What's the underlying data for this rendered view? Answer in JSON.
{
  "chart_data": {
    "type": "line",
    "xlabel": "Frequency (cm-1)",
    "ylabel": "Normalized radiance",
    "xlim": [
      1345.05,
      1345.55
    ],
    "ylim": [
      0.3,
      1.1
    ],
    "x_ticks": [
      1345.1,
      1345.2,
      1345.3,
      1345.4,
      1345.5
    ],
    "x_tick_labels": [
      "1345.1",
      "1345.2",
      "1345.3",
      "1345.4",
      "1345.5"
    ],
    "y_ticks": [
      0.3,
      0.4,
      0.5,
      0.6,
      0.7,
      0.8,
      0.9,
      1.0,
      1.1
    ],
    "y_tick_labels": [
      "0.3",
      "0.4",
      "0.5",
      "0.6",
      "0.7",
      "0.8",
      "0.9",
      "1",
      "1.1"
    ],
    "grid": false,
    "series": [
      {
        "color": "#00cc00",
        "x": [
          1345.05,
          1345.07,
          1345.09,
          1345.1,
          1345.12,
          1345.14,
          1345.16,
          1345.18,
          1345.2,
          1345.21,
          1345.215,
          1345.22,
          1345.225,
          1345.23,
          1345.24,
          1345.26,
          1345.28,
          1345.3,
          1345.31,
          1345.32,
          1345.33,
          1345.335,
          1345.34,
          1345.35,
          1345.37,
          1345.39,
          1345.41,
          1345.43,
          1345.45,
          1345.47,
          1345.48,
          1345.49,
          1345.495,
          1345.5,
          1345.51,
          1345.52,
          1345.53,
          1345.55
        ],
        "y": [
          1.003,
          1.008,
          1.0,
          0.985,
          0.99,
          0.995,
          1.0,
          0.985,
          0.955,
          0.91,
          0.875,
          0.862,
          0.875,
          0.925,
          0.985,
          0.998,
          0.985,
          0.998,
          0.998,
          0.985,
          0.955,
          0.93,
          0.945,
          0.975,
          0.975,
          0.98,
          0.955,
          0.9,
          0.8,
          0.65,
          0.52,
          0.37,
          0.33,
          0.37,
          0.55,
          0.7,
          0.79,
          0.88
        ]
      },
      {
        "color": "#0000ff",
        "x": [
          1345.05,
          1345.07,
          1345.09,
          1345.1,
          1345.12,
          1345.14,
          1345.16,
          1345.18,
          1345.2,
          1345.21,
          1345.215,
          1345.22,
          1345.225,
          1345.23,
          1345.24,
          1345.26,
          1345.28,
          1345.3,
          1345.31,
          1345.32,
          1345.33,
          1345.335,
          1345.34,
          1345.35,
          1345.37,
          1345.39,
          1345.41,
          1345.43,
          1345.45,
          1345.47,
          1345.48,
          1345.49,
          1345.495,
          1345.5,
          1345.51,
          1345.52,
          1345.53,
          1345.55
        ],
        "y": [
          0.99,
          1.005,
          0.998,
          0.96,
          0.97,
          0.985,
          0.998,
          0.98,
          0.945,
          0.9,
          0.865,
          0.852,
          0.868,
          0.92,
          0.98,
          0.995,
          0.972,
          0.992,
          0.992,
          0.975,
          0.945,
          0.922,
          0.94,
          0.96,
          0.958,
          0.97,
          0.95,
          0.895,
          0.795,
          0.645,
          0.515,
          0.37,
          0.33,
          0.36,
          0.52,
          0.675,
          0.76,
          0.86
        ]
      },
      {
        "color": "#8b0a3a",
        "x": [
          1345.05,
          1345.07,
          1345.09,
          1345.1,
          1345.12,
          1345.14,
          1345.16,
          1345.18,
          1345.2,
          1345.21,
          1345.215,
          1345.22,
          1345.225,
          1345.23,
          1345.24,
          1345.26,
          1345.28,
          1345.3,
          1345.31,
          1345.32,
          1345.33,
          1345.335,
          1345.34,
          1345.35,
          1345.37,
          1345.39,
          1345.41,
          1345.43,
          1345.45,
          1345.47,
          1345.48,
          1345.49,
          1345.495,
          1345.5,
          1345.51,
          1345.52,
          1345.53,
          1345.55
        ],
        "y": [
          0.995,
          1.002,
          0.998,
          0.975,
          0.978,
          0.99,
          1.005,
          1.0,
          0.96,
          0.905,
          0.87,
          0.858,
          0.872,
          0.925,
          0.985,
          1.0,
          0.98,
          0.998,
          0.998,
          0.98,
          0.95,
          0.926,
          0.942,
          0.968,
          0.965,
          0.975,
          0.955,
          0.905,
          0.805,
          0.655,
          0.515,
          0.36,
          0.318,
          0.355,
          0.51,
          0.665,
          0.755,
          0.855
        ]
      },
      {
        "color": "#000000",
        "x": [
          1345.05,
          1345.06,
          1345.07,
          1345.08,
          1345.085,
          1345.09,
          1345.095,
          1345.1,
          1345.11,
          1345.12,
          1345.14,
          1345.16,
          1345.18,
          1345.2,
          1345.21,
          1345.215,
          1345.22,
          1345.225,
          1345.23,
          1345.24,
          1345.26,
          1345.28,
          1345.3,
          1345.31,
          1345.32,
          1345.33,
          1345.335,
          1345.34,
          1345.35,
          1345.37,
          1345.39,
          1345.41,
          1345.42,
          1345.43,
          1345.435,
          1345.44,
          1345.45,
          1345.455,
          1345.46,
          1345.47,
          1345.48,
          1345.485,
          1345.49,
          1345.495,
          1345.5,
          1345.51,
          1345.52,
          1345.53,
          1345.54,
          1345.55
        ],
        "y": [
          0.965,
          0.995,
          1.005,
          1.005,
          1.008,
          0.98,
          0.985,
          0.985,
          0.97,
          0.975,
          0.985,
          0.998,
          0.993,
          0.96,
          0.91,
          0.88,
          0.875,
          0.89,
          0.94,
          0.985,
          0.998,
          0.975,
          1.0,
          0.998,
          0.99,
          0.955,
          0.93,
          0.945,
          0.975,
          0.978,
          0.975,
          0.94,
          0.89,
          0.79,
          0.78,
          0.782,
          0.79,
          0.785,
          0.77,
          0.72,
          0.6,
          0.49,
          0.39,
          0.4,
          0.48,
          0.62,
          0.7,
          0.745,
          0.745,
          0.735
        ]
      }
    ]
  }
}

• **Exercise details**
Return the listing above in full, character for character.

• **Response to the exercise**
What's the underlying data for this rendered view? Answer in JSON.
{
  "chart_data": {
    "type": "line",
    "xlabel": "Frequency (cm-1)",
    "ylabel": "Normalized radiance",
    "xlim": [
      1345.05,
      1345.55
    ],
    "ylim": [
      0.3,
      1.1
    ],
    "x_ticks": [
      1345.1,
      1345.2,
      1345.3,
      1345.4,
      1345.5
    ],
    "x_tick_labels": [
      "1345.1",
      "1345.2",
      "1345.3",
      "1345.4",
      "1345.5"
    ],
    "y_ticks": [
      0.3,
      0.4,
      0.5,
      0.6,
      0.7,
      0.8,
      0.9,
      1.0,
      1.1
    ],
    "y_tick_labels": [
      "0.3",
      "0.4",
      "0.5",
      "0.6",
      "0.7",
      "0.8",
      "0.9",
      "1",
      "1.1"
    ],
    "grid": false,
    "series": [
      {
        "color": "#00cc00",
        "x": [
          1345.05,
          1345.07,
          1345.09,
          1345.1,
          1345.12,
          1345.14,
          1345.16,
          1345.18,
          1345.2,
          1345.21,
          1345.215,
          1345.22,
          1345.225,
          1345.23,
          1345.24,
          1345.26,
          1345.28,
          1345.3,
          1345.31,
          1345.32,
          1345.33,
          1345.335,
          1345.34,
          1345.35,
          1345.37,
          1345.39,
          1345.41,
          1345.43,
          1345.45,
          1345.47,
          1345.48,
          1345.49,
          1345.495,
          1345.5,
          1345.51,
          1345.52,
          1345.53,
          1345.55
        ],
        "y": [
          1.003,
          1.008,
          1.0,
          0.985,
          0.99,
          0.995,
          1.0,
          0.985,
          0.955,
          0.91,
          0.875,
          0.862,
          0.875,
          0.925,
          0.985,
          0.998,
          0.985,
          0.998,
          0.998,
          0.985,
          0.955,
          0.93,
          0.945,
          0.975,
          0.975,
          0.98,
          0.955,
          0.9,
          0.8,
          0.65,
          0.52,
          0.37,
          0.33,
          0.37,
          0.55,
          0.7,
          0.79,
          0.88
        ]
      },
      {
        "color": "#0000ff",
        "x": [
          1345.05,
          1345.07,
          1345.09,
          1345.1,
          1345.12,
          1345.14,
          1345.16,
          1345.18,
          1345.2,
          1345.21,
          1345.215,
          1345.22,
          1345.225,
          1345.23,
          1345.24,
          1345.26,
          1345.28,
          1345.3,
          1345.31,
          1345.32,
          1345.33,
          1345.335,
          1345.34,
          1345.35,
          1345.37,
          1345.39,
          1345.41,
          1345.43,
          1345.45,
          1345.47,
          1345.48,
          1345.49,
          1345.495,
          1345.5,
          1345.51,
          1345.52,
          1345.53,
          1345.55
        ],
        "y": [
          0.99,
          1.005,
          0.998,
          0.96,
          0.97,
          0.985,
          0.998,
          0.98,
          0.945,
          0.9,
          0.865,
          0.852,
          0.868,
          0.92,
          0.98,
          0.995,
          0.972,
          0.992,
          0.992,
          0.975,
          0.945,
          0.922,
          0.94,
          0.96,
          0.958,
          0.97,
          0.95,
          0.895,
          0.795,
          0.645,
          0.515,
          0.37,
          0.33,
          0.36,
          0.52,
          0.675,
          0.76,
          0.86
        ]
      },
      {
        "color": "#8b0a3a",
        "x": [
          1345.05,
          1345.07,
          1345.09,
          1345.1,
          1345.12,
          1345.14,
          1345.16,
          1345.18,
          1345.2,
          1345.21,
          1345.215,
          1345.22,
          1345.225,
          1345.23,
          1345.24,
          1345.26,
          1345.28,
          1345.3,
          1345.31,
          1345.32,
          1345.33,
          1345.335,
          1345.34,
          1345.35,
          1345.37,
          1345.39,
          1345.41,
          1345.43,
          1345.45,
          1345.47,
          1345.48,
          1345.49,
          1345.495,
          1345.5,
          1345.51,
          1345.52,
          1345.53,
          1345.55
        ],
        "y": [
          0.995,
          1.002,
          0.998,
          0.975,
          0.978,
          0.99,
          1.005,
          1.0,
          0.96,
          0.905,
          0.87,
          0.858,
          0.872,
          0.925,
          0.985,
          1.0,
          0.98,
          0.998,
          0.998,
          0.98,
          0.95,
          0.926,
          0.942,
          0.968,
          0.965,
          0.975,
          0.955,
          0.905,
          0.805,
          0.655,
          0.515,
          0.36,
          0.318,
          0.355,
          0.51,
          0.665,
          0.755,
          0.855
        ]
      },
      {
        "color": "#000000",
        "x": [
          1345.05,
          1345.06,
          1345.07,
          1345.08,
          1345.085,
          1345.09,
          1345.095,
          1345.1,
          1345.11,
          1345.12,
          1345.14,
          1345.16,
          1345.18,
          1345.2,
          1345.21,
          1345.215,
          1345.22,
          1345.225,
          1345.23,
          1345.24,
          1345.26,
          1345.28,
          1345.3,
          1345.31,
          1345.32,
          1345.33,
          1345.335,
          1345.34,
          1345.35,
          1345.37,
          1345.39,
          1345.41,
          1345.42,
          1345.43,
          1345.435,
          1345.44,
          1345.45,
          1345.455,
          1345.46,
          1345.47,
          1345.48,
          1345.485,
          1345.49,
          1345.495,
          1345.5,
          1345.51,
          1345.52,
          1345.53,
          1345.54,
          1345.55
        ],
        "y": [
          0.965,
          0.995,
          1.005,
          1.005,
          1.008,
          0.98,
          0.985,
          0.985,
          0.97,
          0.975,
          0.985,
          0.998,
          0.993,
          0.96,
          0.91,
          0.88,
          0.875,
          0.89,
          0.94,
          0.985,
          0.998,
          0.975,
          1.0,
          0.998,
          0.99,
          0.955,
          0.93,
          0.945,
          0.975,
          0.978,
          0.975,
          0.94,
          0.89,
          0.79,
          0.78,
          0.782,
          0.79,
          0.785,
          0.77,
          0.72,
          0.6,
          0.49,
          0.39,
          0.4,
          0.48,
          0.62,
          0.7,
          0.745,
          0.745,
          0.735
        ]
      }
    ]
  }
}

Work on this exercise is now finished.